-- Objective --
Copy out every record precisely.

-- Exercise material --
==========
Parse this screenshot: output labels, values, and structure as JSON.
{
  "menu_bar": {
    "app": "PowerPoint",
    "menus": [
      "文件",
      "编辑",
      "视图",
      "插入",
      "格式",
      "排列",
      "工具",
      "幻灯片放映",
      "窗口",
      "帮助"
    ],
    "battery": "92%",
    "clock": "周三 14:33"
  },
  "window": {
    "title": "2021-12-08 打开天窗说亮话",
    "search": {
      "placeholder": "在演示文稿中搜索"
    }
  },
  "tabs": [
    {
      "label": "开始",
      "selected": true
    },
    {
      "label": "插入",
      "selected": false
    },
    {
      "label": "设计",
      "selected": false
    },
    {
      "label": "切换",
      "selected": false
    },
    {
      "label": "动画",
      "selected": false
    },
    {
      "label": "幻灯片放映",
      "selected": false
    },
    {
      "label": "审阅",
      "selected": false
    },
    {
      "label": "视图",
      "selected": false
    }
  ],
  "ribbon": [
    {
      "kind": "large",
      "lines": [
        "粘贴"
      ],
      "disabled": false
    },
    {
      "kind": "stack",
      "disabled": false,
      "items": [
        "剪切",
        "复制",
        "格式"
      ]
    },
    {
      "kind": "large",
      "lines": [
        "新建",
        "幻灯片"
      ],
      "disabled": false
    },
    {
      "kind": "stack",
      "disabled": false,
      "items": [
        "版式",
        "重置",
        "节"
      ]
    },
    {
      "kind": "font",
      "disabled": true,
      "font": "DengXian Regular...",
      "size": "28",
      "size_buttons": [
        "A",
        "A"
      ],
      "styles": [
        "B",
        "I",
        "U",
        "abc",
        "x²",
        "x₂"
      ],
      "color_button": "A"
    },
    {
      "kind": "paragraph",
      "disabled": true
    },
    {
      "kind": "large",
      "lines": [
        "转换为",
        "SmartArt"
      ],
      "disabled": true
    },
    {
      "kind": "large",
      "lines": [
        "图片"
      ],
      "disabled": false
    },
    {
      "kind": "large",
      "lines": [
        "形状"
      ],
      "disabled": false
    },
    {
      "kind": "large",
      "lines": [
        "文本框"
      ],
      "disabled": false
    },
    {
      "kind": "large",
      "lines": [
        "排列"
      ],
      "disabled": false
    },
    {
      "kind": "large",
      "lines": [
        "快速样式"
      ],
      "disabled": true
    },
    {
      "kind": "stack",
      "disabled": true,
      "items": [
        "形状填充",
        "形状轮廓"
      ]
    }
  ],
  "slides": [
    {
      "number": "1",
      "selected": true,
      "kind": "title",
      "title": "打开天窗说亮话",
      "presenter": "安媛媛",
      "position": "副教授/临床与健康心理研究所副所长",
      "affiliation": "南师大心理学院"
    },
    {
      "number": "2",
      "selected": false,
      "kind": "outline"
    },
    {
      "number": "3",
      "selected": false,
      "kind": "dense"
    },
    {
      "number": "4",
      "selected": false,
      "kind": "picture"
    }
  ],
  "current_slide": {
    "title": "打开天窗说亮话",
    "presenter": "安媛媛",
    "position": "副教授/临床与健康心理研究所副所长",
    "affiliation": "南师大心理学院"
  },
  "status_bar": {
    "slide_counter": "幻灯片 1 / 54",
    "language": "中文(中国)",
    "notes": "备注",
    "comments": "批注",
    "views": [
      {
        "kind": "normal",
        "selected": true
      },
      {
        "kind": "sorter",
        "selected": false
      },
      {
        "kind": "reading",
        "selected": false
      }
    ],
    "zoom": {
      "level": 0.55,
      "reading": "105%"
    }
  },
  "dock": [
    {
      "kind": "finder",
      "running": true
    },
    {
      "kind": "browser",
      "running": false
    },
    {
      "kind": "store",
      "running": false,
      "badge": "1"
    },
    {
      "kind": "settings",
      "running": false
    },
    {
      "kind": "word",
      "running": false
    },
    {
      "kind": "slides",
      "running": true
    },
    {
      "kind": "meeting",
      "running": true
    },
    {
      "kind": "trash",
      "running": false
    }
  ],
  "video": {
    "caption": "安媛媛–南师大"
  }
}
==========
-- Result of this exercise --
Parse this screenshot: output labels, values, and structure as JSON.
{
  "menu_bar": {
    "app": "PowerPoint",
    "menus": [
      "文件",
      "编辑",
      "视图",
      "插入",
      "格式",
      "排列",
      "工具",
      "幻灯片放映",
      "窗口",
      "帮助"
    ],
    "battery": "92%",
    "clock": "周三 14:33"
  },
  "window": {
    "title": "2021-12-08 打开天窗说亮话",
    "search": {
      "placeholder": "在演示文稿中搜索"
    }
  },
  "tabs": [
    {
      "label": "开始",
      "selected": true
    },
    {
      "label": "插入",
      "selected": false
    },
    {
      "label": "设计",
      "selected": false
    },
    {
      "label": "切换",
      "selected": false
    },
    {
      "label": "动画",
      "selected": false
    },
    {
      "label": "幻灯片放映",
      "selected": false
    },
    {
      "label": "审阅",
      "selected": false
    },
    {
      "label": "视图",
      "selected": false
    }
  ],
  "ribbon": [
    {
      "kind": "large",
      "lines": [
        "粘贴"
      ],
      "disabled": false
    },
    {
      "kind": "stack",
      "disabled": false,
      "items": [
        "剪切",
        "复制",
        "格式"
      ]
    },
    {
      "kind": "large",
      "lines": [
        "新建",
        "幻灯片"
      ],
      "disabled": false
    },
    {
      "kind": "stack",
      "disabled": false,
      "items": [
        "版式",
        "重置",
        "节"
      ]
    },
    {
      "kind": "font",
      "disabled": true,
      "font": "DengXian Regular...",
      "size": "28",
      "size_buttons": [
        "A",
        "A"
      ],
      "styles": [
        "B",
        "I",
        "U",
        "abc",
        "x²",
        "x₂"
      ],
      "color_button": "A"
    },
    {
      "kind": "paragraph",
      "disabled": true
    },
    {
      "kind": "large",
      "lines": [
        "转换为",
        "SmartArt"
      ],
      "disabled": true
    },
    {
      "kind": "large",
      "lines": [
        "图片"
      ],
      "disabled": false
    },
    {
      "kind": "large",
      "lines": [
        "形状"
      ],
      "disabled": false
    },
    {
      "kind": "large",
      "lines": [
        "文本框"
      ],
      "disabled": false
    },
    {
      "kind": "large",
      "lines": [
        "排列"
      ],
      "disabled": false
    },
    {
      "kind": "large",
      "lines": [
        "快速样式"
      ],
      "disabled": true
    },
    {
      "kind": "stack",
      "disabled": true,
      "items": [
        "形状填充",
        "形状轮廓"
      ]
    }
  ],
  "slides": [
    {
      "number": "1",
      "selected": true,
      "kind": "title",
      "title": "打开天窗说亮话",
      "presenter": "安媛媛",
      "position": "副教授/临床与健康心理研究所副所长",
      "affiliation": "南师大心理学院"
    },
    {
      "number": "2",
      "selected": false,
      "kind": "outline"
    },
    {
      "number": "3",
      "selected": false,
      "kind": "dense"
    },
    {
      "number": "4",
      "selected": false,
      "kind": "picture"
    }
  ],
  "current_slide": {
    "title": "打开天窗说亮话",
    "presenter": "安媛媛",
    "position": "副教授/临床与健康心理研究所副所长",
    "affiliation": "南师大心理学院"
  },
  "status_bar": {
    "slide_counter": "幻灯片 1 / 54",
    "language": "中文(中国)",
    "notes": "备注",
    "comments": "批注",
    "views": [
      {
        "kind": "normal",
        "selected": true
      },
      {
        "kind": "sorter",
        "selected": false
      },
      {
        "kind": "reading",
        "selected": false
      }
    ],
    "zoom": {
      "level": 0.55,
      "reading": "105%"
    }
  },
  "dock": [
    {
      "kind": "finder",
      "running": true
    },
    {
      "kind": "browser",
      "running": false
    },
    {
      "kind": "store",
      "running": false,
      "badge": "1"
    },
    {
      "kind": "settings",
      "running": false
    },
    {
      "kind": "word",
      "running": false
    },
    {
      "kind": "slides",
      "running": true
    },
    {
      "kind": "meeting",
      "running": true
    },
    {
      "kind": "trash",
      "running": false
    }
  ],
  "video": {
    "caption": "安媛媛–南师大"
  }
}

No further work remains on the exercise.